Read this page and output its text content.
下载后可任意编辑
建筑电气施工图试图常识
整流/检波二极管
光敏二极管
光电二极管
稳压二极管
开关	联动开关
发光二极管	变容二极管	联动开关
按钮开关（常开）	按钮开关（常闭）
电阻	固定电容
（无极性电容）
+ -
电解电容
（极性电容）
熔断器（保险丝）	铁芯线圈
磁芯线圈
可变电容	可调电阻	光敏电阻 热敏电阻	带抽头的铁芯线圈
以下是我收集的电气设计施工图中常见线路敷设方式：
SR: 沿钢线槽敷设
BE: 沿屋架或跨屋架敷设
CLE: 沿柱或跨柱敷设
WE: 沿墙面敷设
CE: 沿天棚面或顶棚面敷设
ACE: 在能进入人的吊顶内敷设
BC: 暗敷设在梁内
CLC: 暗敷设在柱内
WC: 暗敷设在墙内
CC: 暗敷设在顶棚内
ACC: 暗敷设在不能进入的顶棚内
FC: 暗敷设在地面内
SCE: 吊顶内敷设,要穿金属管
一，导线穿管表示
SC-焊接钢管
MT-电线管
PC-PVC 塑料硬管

#### Set task
Make an exact copy of the material above.

#### Complete output
Read this page and output its text content.
下载后可任意编辑
建筑电气施工图试图常识
整流/检波二极管
光敏二极管
光电二极管
稳压二极管
开关	联动开关
发光二极管	变容二极管	联动开关
按钮开关（常开）	按钮开关（常闭）
电阻	固定电容
（无极性电容）
+ -
电解电容
（极性电容）
熔断器（保险丝）	铁芯线圈
磁芯线圈
可变电容	可调电阻	光敏电阻 热敏电阻	带抽头的铁芯线圈
以下是我收集的电气设计施工图中常见线路敷设方式：
SR: 沿钢线槽敷设
BE: 沿屋架或跨屋架敷设
CLE: 沿柱或跨柱敷设
WE: 沿墙面敷设
CE: 沿天棚面或顶棚面敷设
ACE: 在能进入人的吊顶内敷设
BC: 暗敷设在梁内
CLC: 暗敷设在柱内
WC: 暗敷设在墙内
CC: 暗敷设在顶棚内
ACC: 暗敷设在不能进入的顶棚内
FC: 暗敷设在地面内
SCE: 吊顶内敷设,要穿金属管
一，导线穿管表示
SC-焊接钢管
MT-电线管
PC-PVC 塑料硬管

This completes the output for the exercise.